**Stated goal:**
Scan the lines below; pull out those with "전일까지".

## BEGIN Input material

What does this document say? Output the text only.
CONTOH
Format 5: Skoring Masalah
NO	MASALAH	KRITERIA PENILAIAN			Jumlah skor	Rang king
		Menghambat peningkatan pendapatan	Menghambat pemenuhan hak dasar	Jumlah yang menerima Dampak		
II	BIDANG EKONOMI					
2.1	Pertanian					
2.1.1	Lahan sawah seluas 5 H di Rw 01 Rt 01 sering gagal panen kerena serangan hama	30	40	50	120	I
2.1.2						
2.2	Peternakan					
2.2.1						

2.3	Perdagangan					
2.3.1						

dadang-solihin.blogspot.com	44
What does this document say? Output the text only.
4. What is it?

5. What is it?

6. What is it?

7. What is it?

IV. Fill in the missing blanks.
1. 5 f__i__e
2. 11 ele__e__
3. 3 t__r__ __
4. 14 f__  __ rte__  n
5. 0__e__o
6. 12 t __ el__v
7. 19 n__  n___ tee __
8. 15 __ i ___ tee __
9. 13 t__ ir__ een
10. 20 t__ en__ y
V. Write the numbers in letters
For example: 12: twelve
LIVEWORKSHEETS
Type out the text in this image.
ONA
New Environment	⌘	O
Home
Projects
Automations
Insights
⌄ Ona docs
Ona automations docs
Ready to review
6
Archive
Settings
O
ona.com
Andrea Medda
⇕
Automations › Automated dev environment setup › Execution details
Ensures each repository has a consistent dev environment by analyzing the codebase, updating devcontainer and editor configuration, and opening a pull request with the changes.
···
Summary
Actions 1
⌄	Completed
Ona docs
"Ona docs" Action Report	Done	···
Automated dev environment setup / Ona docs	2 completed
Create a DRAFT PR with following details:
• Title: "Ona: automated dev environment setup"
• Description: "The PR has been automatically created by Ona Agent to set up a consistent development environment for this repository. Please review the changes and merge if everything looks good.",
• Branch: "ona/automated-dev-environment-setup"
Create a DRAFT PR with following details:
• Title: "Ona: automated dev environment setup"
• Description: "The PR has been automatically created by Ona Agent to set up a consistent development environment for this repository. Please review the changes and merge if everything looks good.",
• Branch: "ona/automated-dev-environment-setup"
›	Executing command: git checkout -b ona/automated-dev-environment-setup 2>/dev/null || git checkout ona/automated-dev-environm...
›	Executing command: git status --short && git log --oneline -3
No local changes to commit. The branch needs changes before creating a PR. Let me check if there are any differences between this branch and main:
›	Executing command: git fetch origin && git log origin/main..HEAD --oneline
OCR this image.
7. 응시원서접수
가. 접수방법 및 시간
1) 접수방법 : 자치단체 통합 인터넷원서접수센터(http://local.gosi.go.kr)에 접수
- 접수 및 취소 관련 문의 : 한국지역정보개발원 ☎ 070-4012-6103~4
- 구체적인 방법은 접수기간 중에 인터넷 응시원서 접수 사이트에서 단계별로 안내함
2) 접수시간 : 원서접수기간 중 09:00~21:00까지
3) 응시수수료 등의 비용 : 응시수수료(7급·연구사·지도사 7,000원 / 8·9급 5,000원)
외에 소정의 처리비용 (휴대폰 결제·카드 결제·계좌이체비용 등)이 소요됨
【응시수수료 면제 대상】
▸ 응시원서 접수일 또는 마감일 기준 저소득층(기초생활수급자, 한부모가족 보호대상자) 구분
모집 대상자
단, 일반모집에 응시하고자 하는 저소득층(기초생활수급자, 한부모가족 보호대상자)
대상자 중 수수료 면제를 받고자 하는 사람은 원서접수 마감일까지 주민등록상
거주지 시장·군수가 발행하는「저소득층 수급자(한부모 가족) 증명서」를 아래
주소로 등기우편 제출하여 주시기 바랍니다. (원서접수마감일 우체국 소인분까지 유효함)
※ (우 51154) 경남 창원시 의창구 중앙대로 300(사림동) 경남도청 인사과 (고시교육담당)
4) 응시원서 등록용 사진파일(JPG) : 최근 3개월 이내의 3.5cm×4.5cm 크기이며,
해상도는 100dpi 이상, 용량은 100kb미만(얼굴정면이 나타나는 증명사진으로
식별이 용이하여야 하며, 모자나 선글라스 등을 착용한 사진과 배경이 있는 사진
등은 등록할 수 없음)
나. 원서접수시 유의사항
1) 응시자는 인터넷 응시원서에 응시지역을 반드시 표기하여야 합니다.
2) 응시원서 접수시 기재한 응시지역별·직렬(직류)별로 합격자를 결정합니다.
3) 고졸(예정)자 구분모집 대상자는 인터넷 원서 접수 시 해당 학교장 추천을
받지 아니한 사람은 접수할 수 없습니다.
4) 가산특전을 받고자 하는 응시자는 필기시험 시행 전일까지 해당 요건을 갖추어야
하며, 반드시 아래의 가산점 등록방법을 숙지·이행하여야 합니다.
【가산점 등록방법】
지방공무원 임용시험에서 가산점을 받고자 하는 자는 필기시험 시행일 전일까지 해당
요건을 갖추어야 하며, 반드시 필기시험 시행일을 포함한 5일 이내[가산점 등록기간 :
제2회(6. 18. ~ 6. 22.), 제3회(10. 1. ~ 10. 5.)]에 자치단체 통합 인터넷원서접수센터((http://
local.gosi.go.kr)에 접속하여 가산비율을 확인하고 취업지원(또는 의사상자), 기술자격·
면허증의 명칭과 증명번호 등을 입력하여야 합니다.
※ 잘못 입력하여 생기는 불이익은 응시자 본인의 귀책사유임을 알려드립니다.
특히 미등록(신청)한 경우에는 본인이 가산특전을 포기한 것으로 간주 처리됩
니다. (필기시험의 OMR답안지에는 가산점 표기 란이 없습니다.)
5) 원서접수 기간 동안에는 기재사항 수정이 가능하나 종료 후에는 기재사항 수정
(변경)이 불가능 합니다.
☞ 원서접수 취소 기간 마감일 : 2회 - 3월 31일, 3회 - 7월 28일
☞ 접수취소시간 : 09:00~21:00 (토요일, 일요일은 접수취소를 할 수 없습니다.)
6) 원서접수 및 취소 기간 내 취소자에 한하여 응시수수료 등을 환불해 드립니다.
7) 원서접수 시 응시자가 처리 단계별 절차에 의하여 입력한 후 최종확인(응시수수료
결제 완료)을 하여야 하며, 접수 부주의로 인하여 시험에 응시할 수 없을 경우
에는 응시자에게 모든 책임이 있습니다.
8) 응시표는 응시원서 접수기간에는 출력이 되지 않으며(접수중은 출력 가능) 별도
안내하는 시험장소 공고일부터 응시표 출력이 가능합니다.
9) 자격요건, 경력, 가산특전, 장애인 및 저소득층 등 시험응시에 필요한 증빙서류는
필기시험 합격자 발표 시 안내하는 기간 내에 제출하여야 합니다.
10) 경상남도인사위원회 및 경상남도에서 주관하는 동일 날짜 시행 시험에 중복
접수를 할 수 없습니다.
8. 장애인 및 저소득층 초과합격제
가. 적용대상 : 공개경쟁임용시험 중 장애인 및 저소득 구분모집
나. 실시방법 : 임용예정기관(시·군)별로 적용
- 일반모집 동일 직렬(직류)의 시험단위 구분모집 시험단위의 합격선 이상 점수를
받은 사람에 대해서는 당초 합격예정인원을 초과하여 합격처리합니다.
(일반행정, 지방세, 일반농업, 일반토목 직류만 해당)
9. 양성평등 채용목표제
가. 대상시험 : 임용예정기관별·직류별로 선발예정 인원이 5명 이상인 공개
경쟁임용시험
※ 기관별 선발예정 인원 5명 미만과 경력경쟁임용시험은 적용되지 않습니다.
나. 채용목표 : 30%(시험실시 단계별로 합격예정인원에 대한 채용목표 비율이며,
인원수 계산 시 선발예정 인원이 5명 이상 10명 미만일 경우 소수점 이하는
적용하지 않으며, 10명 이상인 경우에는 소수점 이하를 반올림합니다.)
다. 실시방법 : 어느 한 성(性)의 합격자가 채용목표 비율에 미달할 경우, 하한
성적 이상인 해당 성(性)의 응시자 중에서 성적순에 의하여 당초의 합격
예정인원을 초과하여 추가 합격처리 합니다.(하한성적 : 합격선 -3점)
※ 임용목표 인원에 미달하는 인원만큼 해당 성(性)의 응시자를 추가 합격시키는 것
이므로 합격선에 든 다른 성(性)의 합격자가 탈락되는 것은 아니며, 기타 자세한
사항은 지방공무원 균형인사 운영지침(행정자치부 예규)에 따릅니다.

## END Input material

**In response:**
4) 가산특전을 받고자 하는 응시자는 필기시험 시행 전일까지 해당 요건을 갖추어야
지방공무원 임용시험에서 가산점을 받고자 하는 자는 필기시험 시행일 전일까지 해당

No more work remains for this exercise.